### [Stored data]
- - -

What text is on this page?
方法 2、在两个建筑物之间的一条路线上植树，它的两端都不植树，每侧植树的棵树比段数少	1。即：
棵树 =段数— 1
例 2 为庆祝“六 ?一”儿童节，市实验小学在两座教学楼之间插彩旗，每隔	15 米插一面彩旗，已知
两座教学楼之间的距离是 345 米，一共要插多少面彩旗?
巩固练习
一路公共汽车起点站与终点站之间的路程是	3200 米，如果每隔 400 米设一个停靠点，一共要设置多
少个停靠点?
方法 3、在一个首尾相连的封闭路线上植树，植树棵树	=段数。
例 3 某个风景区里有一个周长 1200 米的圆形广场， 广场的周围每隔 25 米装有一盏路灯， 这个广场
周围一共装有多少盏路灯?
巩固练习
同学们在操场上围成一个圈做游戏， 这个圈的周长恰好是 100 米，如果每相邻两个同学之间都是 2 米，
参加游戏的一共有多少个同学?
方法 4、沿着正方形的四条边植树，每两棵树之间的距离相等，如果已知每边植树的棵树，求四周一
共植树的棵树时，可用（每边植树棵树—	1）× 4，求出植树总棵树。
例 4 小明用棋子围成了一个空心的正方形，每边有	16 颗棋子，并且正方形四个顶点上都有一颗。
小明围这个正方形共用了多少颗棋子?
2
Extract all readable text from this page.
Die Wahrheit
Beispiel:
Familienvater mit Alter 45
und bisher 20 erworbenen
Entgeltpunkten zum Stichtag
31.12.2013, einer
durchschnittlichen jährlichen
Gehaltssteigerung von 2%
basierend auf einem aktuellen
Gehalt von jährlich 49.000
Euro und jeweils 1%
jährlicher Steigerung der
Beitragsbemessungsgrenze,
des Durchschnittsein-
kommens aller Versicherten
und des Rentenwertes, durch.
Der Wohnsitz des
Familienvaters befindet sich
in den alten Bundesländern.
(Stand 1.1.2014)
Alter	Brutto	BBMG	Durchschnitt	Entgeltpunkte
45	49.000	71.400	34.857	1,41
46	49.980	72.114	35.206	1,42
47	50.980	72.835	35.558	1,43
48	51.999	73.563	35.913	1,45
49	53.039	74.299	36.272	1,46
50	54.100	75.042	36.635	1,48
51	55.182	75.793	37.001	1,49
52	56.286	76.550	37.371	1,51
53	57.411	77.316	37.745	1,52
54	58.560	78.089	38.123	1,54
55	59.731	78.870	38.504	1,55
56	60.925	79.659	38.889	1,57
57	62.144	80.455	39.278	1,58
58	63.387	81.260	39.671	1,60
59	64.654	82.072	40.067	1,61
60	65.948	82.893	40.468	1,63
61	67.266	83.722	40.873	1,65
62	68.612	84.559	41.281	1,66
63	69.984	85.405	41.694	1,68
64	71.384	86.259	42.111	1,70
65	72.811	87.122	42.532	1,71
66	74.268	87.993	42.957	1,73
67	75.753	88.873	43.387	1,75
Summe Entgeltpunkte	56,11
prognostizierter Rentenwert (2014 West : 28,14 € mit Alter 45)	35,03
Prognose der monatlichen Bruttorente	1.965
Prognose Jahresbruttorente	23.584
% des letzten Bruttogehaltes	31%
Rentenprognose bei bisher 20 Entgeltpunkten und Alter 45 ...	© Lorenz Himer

- - -

### [Task goal]
Type out the material again exactly as presented.

### [Full output]
What text is on this page?
方法 2、在两个建筑物之间的一条路线上植树，它的两端都不植树，每侧植树的棵树比段数少	1。即：
棵树 =段数— 1
例 2 为庆祝“六 ?一”儿童节，市实验小学在两座教学楼之间插彩旗，每隔	15 米插一面彩旗，已知
两座教学楼之间的距离是 345 米，一共要插多少面彩旗?
巩固练习
一路公共汽车起点站与终点站之间的路程是	3200 米，如果每隔 400 米设一个停靠点，一共要设置多
少个停靠点?
方法 3、在一个首尾相连的封闭路线上植树，植树棵树	=段数。
例 3 某个风景区里有一个周长 1200 米的圆形广场， 广场的周围每隔 25 米装有一盏路灯， 这个广场
周围一共装有多少盏路灯?
巩固练习
同学们在操场上围成一个圈做游戏， 这个圈的周长恰好是 100 米，如果每相邻两个同学之间都是 2 米，
参加游戏的一共有多少个同学?
方法 4、沿着正方形的四条边植树，每两棵树之间的距离相等，如果已知每边植树的棵树，求四周一
共植树的棵树时，可用（每边植树棵树—	1）× 4，求出植树总棵树。
例 4 小明用棋子围成了一个空心的正方形，每边有	16 颗棋子，并且正方形四个顶点上都有一颗。
小明围这个正方形共用了多少颗棋子?
2
Extract all readable text from this page.
Die Wahrheit
Beispiel:
Familienvater mit Alter 45
und bisher 20 erworbenen
Entgeltpunkten zum Stichtag
31.12.2013, einer
durchschnittlichen jährlichen
Gehaltssteigerung von 2%
basierend auf einem aktuellen
Gehalt von jährlich 49.000
Euro und jeweils 1%
jährlicher Steigerung der
Beitragsbemessungsgrenze,
des Durchschnittsein-
kommens aller Versicherten
und des Rentenwertes, durch.
Der Wohnsitz des
Familienvaters befindet sich
in den alten Bundesländern.
(Stand 1.1.2014)
Alter	Brutto	BBMG	Durchschnitt	Entgeltpunkte
45	49.000	71.400	34.857	1,41
46	49.980	72.114	35.206	1,42
47	50.980	72.835	35.558	1,43
48	51.999	73.563	35.913	1,45
49	53.039	74.299	36.272	1,46
50	54.100	75.042	36.635	1,48
51	55.182	75.793	37.001	1,49
52	56.286	76.550	37.371	1,51
53	57.411	77.316	37.745	1,52
54	58.560	78.089	38.123	1,54
55	59.731	78.870	38.504	1,55
56	60.925	79.659	38.889	1,57
57	62.144	80.455	39.278	1,58
58	63.387	81.260	39.671	1,60
59	64.654	82.072	40.067	1,61
60	65.948	82.893	40.468	1,63
61	67.266	83.722	40.873	1,65
62	68.612	84.559	41.281	1,66
63	69.984	85.405	41.694	1,68
64	71.384	86.259	42.111	1,70
65	72.811	87.122	42.532	1,71
66	74.268	87.993	42.957	1,73
67	75.753	88.873	43.387	1,75
Summe Entgeltpunkte	56,11
prognostizierter Rentenwert (2014 West : 28,14 € mit Alter 45)	35,03
Prognose der monatlichen Bruttorente	1.965
Prognose Jahresbruttorente	23.584
% des letzten Bruttogehaltes	31%
Rentenprognose bei bisher 20 Entgeltpunkten und Alter 45 ...	© Lorenz Himer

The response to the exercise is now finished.